INSTRUCTION - Extract every line that includes the string "следующим".

——

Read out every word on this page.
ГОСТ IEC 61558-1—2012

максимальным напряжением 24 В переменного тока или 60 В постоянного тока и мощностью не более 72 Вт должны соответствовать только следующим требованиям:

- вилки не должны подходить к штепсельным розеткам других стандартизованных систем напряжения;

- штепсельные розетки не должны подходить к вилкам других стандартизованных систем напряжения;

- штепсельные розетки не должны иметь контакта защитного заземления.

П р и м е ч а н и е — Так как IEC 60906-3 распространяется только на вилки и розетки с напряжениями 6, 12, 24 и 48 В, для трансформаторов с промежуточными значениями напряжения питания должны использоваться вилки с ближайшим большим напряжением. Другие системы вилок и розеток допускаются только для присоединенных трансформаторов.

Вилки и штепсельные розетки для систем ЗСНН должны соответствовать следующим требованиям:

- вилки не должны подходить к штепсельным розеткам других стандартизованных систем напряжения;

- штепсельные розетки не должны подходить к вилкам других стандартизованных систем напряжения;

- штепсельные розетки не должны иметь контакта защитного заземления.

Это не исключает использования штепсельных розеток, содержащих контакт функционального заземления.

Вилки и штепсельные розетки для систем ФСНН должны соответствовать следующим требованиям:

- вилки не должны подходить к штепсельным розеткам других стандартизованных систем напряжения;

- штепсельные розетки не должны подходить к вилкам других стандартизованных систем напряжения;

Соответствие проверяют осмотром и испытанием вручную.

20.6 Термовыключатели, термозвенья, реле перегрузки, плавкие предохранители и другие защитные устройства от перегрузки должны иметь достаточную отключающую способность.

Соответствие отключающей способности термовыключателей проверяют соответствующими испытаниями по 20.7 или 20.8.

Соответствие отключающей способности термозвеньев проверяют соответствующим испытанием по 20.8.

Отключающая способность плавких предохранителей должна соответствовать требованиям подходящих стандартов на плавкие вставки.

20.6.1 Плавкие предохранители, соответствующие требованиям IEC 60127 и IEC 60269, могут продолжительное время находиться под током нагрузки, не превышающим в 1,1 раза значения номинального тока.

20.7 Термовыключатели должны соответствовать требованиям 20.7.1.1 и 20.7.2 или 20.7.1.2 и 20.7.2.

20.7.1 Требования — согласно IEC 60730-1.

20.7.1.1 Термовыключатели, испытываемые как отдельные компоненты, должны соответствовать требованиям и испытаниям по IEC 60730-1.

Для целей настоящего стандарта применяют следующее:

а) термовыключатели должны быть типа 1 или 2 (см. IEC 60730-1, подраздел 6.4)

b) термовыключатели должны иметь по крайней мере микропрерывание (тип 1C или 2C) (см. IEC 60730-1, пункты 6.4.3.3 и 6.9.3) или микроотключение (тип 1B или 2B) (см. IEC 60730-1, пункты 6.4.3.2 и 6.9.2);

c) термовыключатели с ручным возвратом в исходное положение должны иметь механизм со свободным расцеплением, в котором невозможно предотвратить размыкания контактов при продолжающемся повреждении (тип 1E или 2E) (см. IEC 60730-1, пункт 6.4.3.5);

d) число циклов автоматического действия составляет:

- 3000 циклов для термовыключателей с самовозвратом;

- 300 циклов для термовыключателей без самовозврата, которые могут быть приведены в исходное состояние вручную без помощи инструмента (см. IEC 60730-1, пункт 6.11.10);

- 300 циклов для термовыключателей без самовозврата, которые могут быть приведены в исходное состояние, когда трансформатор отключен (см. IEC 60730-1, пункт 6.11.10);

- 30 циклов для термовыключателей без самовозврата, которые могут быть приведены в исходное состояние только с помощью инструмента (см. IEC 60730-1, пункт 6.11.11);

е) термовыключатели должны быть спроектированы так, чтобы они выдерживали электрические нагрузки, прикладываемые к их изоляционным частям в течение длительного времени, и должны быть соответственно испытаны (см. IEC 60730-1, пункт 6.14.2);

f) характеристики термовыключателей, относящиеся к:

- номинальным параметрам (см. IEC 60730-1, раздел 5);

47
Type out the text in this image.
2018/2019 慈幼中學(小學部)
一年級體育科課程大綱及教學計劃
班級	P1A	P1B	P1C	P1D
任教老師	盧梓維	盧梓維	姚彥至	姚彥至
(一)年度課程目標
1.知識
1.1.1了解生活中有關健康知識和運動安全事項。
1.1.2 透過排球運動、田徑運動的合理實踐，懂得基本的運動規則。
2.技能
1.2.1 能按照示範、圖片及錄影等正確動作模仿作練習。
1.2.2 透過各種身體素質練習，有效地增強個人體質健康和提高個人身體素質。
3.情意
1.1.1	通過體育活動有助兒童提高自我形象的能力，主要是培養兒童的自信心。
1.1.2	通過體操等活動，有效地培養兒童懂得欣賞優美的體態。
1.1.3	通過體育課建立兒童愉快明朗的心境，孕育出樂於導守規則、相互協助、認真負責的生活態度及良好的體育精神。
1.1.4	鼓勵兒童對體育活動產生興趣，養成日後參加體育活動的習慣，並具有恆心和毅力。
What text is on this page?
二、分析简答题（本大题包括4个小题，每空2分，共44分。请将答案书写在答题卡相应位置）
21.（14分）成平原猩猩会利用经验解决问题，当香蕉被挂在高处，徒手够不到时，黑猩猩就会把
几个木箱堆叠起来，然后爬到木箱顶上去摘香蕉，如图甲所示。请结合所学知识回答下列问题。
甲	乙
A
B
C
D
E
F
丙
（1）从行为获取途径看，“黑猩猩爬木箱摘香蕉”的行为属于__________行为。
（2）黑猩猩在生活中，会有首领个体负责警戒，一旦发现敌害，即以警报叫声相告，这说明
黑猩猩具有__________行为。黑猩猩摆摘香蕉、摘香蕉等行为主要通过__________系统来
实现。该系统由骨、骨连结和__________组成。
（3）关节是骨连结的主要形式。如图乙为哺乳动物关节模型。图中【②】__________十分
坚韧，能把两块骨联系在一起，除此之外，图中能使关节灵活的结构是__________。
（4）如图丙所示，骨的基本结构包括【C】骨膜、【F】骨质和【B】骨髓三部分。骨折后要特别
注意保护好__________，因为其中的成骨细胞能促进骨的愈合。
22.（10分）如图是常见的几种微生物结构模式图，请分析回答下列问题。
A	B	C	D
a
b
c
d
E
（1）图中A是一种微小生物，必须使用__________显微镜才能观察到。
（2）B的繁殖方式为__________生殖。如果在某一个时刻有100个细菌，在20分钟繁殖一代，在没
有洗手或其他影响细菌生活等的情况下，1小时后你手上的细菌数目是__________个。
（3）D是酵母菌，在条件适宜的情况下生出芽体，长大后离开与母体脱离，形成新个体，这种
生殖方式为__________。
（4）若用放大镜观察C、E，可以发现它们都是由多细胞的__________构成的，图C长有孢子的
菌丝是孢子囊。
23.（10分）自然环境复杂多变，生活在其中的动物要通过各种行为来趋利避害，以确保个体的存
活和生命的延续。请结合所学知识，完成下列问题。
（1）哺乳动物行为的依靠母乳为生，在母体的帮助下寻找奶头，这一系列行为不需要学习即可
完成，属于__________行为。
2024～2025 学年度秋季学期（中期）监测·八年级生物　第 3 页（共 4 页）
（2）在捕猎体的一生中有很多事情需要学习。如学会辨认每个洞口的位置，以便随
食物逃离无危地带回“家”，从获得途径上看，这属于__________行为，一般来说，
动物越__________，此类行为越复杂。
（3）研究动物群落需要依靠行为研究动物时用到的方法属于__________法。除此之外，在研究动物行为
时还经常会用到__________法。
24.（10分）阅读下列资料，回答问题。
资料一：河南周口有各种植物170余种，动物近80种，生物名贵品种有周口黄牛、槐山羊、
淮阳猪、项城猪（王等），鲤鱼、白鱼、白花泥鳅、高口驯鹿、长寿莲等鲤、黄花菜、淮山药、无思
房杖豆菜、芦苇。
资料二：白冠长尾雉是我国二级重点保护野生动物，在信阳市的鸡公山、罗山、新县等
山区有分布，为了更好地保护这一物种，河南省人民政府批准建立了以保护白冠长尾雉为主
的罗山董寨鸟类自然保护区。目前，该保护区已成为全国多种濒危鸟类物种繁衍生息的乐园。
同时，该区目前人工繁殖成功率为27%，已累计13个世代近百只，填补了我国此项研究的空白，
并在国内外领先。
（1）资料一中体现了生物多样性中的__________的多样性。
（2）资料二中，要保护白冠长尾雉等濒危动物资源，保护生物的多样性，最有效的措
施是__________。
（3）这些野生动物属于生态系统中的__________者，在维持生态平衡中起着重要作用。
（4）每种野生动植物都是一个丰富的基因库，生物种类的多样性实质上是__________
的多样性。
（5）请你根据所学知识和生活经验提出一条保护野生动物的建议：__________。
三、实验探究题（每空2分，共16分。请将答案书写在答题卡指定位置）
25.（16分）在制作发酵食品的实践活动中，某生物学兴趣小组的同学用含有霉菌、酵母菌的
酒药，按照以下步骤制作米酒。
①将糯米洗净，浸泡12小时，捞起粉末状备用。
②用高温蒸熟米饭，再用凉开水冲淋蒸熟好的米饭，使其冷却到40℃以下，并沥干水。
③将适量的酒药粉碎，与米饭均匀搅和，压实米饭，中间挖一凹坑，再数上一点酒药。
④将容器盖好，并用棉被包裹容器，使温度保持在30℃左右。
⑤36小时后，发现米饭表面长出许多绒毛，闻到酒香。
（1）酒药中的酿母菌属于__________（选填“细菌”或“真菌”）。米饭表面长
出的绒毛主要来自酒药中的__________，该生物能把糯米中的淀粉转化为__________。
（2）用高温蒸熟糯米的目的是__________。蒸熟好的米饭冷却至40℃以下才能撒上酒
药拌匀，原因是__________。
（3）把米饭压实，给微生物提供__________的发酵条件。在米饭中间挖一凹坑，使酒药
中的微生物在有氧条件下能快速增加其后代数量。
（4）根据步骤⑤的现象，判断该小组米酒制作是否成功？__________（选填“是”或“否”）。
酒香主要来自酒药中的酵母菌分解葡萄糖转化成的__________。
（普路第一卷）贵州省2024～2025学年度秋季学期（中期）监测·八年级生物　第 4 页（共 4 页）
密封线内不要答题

——

OUTPUT OF THE EXERCISE -
максимальным напряжением 24 В переменного тока или 60 В постоянного тока и мощностью не более 72 Вт должны соответствовать только следующим требованиям:
Вилки и штепсельные розетки для систем ЗСНН должны соответствовать следующим требованиям:
Вилки и штепсельные розетки для систем ФСНН должны соответствовать следующим требованиям:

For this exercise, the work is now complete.